Exercise requirements
Can you write out the whole listing exactly?

Task input
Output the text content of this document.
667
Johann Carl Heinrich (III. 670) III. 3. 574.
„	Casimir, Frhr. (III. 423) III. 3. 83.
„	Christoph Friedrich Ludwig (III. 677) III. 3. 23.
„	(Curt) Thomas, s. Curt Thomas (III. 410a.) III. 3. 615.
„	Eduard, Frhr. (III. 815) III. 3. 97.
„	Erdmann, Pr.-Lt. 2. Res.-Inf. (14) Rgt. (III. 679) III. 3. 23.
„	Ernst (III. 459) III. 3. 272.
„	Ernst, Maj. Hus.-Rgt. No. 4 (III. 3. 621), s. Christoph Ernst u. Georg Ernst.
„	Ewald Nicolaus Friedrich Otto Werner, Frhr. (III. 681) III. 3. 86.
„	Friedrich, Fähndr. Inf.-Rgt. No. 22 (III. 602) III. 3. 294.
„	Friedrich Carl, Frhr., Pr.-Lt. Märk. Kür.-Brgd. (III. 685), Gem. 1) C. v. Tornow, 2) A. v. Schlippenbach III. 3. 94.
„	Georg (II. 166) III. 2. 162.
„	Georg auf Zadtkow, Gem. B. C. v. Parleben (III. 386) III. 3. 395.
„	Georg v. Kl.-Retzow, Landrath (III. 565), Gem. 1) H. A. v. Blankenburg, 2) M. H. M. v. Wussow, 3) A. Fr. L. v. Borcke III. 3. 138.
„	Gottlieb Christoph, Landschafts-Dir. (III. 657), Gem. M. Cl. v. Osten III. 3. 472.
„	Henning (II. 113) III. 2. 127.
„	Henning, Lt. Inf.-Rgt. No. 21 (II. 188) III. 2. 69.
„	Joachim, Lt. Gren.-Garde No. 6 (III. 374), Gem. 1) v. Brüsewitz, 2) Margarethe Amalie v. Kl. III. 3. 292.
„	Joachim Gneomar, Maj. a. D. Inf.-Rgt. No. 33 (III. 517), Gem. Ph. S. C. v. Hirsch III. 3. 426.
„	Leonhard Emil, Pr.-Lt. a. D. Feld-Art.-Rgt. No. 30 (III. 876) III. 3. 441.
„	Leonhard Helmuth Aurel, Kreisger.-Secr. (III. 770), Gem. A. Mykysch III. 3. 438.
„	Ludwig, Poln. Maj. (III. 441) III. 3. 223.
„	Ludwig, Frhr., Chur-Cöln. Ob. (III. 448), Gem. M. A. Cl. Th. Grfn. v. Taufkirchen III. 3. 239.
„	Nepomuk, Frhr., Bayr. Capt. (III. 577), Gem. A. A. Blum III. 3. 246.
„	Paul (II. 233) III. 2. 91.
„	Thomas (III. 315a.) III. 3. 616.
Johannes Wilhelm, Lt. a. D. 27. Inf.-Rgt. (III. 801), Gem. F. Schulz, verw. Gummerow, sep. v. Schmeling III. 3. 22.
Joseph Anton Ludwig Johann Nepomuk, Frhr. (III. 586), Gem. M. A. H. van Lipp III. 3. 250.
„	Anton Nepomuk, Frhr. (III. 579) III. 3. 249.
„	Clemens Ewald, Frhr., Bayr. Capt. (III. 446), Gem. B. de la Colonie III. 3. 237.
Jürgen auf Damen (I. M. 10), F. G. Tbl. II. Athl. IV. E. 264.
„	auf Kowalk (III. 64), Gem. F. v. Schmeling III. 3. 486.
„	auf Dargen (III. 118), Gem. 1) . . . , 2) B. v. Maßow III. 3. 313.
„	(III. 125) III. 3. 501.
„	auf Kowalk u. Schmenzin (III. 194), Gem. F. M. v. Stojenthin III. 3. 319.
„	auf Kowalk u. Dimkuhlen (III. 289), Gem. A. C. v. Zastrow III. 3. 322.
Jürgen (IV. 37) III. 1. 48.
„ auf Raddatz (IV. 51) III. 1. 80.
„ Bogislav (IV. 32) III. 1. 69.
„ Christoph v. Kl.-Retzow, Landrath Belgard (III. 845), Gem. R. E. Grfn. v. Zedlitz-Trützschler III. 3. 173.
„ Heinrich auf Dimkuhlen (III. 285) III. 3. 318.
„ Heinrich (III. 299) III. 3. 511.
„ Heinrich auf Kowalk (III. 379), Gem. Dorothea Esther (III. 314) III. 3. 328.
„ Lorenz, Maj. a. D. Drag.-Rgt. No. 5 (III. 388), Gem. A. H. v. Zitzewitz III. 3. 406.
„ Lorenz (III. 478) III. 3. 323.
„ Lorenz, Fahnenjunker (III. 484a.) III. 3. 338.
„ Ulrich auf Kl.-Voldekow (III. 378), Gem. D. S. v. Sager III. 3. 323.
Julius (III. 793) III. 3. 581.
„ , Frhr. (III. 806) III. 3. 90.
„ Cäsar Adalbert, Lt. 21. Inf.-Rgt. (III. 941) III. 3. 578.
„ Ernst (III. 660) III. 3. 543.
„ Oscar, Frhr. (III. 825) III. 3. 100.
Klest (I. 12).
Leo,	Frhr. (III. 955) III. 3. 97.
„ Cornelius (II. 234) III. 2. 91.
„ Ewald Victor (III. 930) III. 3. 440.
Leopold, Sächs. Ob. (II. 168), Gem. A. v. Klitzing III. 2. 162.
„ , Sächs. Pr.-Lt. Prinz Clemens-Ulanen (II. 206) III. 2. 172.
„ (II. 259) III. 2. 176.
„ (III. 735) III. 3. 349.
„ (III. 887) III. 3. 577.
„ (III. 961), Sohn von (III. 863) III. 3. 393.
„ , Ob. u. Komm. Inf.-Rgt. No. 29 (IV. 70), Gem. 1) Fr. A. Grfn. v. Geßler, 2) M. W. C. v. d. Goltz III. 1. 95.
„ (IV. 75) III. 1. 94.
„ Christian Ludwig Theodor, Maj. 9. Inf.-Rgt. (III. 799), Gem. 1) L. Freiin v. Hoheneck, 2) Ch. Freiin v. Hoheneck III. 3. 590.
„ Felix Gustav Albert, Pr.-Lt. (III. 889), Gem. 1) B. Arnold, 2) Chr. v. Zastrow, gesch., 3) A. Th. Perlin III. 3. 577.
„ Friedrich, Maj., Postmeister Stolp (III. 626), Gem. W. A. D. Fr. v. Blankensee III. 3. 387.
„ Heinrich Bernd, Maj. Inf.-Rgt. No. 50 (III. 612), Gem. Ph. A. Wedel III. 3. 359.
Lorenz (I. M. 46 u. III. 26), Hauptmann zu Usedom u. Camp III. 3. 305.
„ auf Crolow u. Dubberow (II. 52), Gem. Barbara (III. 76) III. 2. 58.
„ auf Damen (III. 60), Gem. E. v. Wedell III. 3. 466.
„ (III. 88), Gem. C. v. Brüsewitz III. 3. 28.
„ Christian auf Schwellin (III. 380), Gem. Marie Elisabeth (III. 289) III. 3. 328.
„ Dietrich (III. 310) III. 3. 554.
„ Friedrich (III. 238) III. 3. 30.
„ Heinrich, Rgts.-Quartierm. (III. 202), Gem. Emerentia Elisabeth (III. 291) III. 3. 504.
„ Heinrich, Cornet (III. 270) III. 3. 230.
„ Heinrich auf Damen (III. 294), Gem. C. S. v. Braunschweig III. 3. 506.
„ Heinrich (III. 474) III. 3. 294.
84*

Solution
Output the text content of this document.
667
Johann Carl Heinrich (III. 670) III. 3. 574.
„	Casimir, Frhr. (III. 423) III. 3. 83.
„	Christoph Friedrich Ludwig (III. 677) III. 3. 23.
„	(Curt) Thomas, s. Curt Thomas (III. 410a.) III. 3. 615.
„	Eduard, Frhr. (III. 815) III. 3. 97.
„	Erdmann, Pr.-Lt. 2. Res.-Inf. (14) Rgt. (III. 679) III. 3. 23.
„	Ernst (III. 459) III. 3. 272.
„	Ernst, Maj. Hus.-Rgt. No. 4 (III. 3. 621), s. Christoph Ernst u. Georg Ernst.
„	Ewald Nicolaus Friedrich Otto Werner, Frhr. (III. 681) III. 3. 86.
„	Friedrich, Fähndr. Inf.-Rgt. No. 22 (III. 602) III. 3. 294.
„	Friedrich Carl, Frhr., Pr.-Lt. Märk. Kür.-Brgd. (III. 685), Gem. 1) C. v. Tornow, 2) A. v. Schlippenbach III. 3. 94.
„	Georg (II. 166) III. 2. 162.
„	Georg auf Zadtkow, Gem. B. C. v. Parleben (III. 386) III. 3. 395.
„	Georg v. Kl.-Retzow, Landrath (III. 565), Gem. 1) H. A. v. Blankenburg, 2) M. H. M. v. Wussow, 3) A. Fr. L. v. Borcke III. 3. 138.
„	Gottlieb Christoph, Landschafts-Dir. (III. 657), Gem. M. Cl. v. Osten III. 3. 472.
„	Henning (II. 113) III. 2. 127.
„	Henning, Lt. Inf.-Rgt. No. 21 (II. 188) III. 2. 69.
„	Joachim, Lt. Gren.-Garde No. 6 (III. 374), Gem. 1) v. Brüsewitz, 2) Margarethe Amalie v. Kl. III. 3. 292.
„	Joachim Gneomar, Maj. a. D. Inf.-Rgt. No. 33 (III. 517), Gem. Ph. S. C. v. Hirsch III. 3. 426.
„	Leonhard Emil, Pr.-Lt. a. D. Feld-Art.-Rgt. No. 30 (III. 876) III. 3. 441.
„	Leonhard Helmuth Aurel, Kreisger.-Secr. (III. 770), Gem. A. Mykysch III. 3. 438.
„	Ludwig, Poln. Maj. (III. 441) III. 3. 223.
„	Ludwig, Frhr., Chur-Cöln. Ob. (III. 448), Gem. M. A. Cl. Th. Grfn. v. Taufkirchen III. 3. 239.
„	Nepomuk, Frhr., Bayr. Capt. (III. 577), Gem. A. A. Blum III. 3. 246.
„	Paul (II. 233) III. 2. 91.
„	Thomas (III. 315a.) III. 3. 616.
Johannes Wilhelm, Lt. a. D. 27. Inf.-Rgt. (III. 801), Gem. F. Schulz, verw. Gummerow, sep. v. Schmeling III. 3. 22.
Joseph Anton Ludwig Johann Nepomuk, Frhr. (III. 586), Gem. M. A. H. van Lipp III. 3. 250.
„	Anton Nepomuk, Frhr. (III. 579) III. 3. 249.
„	Clemens Ewald, Frhr., Bayr. Capt. (III. 446), Gem. B. de la Colonie III. 3. 237.
Jürgen auf Damen (I. M. 10), F. G. Tbl. II. Athl. IV. E. 264.
„	auf Kowalk (III. 64), Gem. F. v. Schmeling III. 3. 486.
„	auf Dargen (III. 118), Gem. 1) . . . , 2) B. v. Maßow III. 3. 313.
„	(III. 125) III. 3. 501.
„	auf Kowalk u. Schmenzin (III. 194), Gem. F. M. v. Stojenthin III. 3. 319.
„	auf Kowalk u. Dimkuhlen (III. 289), Gem. A. C. v. Zastrow III. 3. 322.
Jürgen (IV. 37) III. 1. 48.
„ auf Raddatz (IV. 51) III. 1. 80.
„ Bogislav (IV. 32) III. 1. 69.
„ Christoph v. Kl.-Retzow, Landrath Belgard (III. 845), Gem. R. E. Grfn. v. Zedlitz-Trützschler III. 3. 173.
„ Heinrich auf Dimkuhlen (III. 285) III. 3. 318.
„ Heinrich (III. 299) III. 3. 511.
„ Heinrich auf Kowalk (III. 379), Gem. Dorothea Esther (III. 314) III. 3. 328.
„ Lorenz, Maj. a. D. Drag.-Rgt. No. 5 (III. 388), Gem. A. H. v. Zitzewitz III. 3. 406.
„ Lorenz (III. 478) III. 3. 323.
„ Lorenz, Fahnenjunker (III. 484a.) III. 3. 338.
„ Ulrich auf Kl.-Voldekow (III. 378), Gem. D. S. v. Sager III. 3. 323.
Julius (III. 793) III. 3. 581.
„ , Frhr. (III. 806) III. 3. 90.
„ Cäsar Adalbert, Lt. 21. Inf.-Rgt. (III. 941) III. 3. 578.
„ Ernst (III. 660) III. 3. 543.
„ Oscar, Frhr. (III. 825) III. 3. 100.
Klest (I. 12).
Leo,	Frhr. (III. 955) III. 3. 97.
„ Cornelius (II. 234) III. 2. 91.
„ Ewald Victor (III. 930) III. 3. 440.
Leopold, Sächs. Ob. (II. 168), Gem. A. v. Klitzing III. 2. 162.
„ , Sächs. Pr.-Lt. Prinz Clemens-Ulanen (II. 206) III. 2. 172.
„ (II. 259) III. 2. 176.
„ (III. 735) III. 3. 349.
„ (III. 887) III. 3. 577.
„ (III. 961), Sohn von (III. 863) III. 3. 393.
„ , Ob. u. Komm. Inf.-Rgt. No. 29 (IV. 70), Gem. 1) Fr. A. Grfn. v. Geßler, 2) M. W. C. v. d. Goltz III. 1. 95.
„ (IV. 75) III. 1. 94.
„ Christian Ludwig Theodor, Maj. 9. Inf.-Rgt. (III. 799), Gem. 1) L. Freiin v. Hoheneck, 2) Ch. Freiin v. Hoheneck III. 3. 590.
„ Felix Gustav Albert, Pr.-Lt. (III. 889), Gem. 1) B. Arnold, 2) Chr. v. Zastrow, gesch., 3) A. Th. Perlin III. 3. 577.
„ Friedrich, Maj., Postmeister Stolp (III. 626), Gem. W. A. D. Fr. v. Blankensee III. 3. 387.
„ Heinrich Bernd, Maj. Inf.-Rgt. No. 50 (III. 612), Gem. Ph. A. Wedel III. 3. 359.
Lorenz (I. M. 46 u. III. 26), Hauptmann zu Usedom u. Camp III. 3. 305.
„ auf Crolow u. Dubberow (II. 52), Gem. Barbara (III. 76) III. 2. 58.
„ auf Damen (III. 60), Gem. E. v. Wedell III. 3. 466.
„ (III. 88), Gem. C. v. Brüsewitz III. 3. 28.
„ Christian auf Schwellin (III. 380), Gem. Marie Elisabeth (III. 289) III. 3. 328.
„ Dietrich (III. 310) III. 3. 554.
„ Friedrich (III. 238) III. 3. 30.
„ Heinrich, Rgts.-Quartierm. (III. 202), Gem. Emerentia Elisabeth (III. 291) III. 3. 504.
„ Heinrich, Cornet (III. 270) III. 3. 230.
„ Heinrich auf Damen (III. 294), Gem. C. S. v. Braunschweig III. 3. 506.
„ Heinrich (III. 474) III. 3. 294.
84*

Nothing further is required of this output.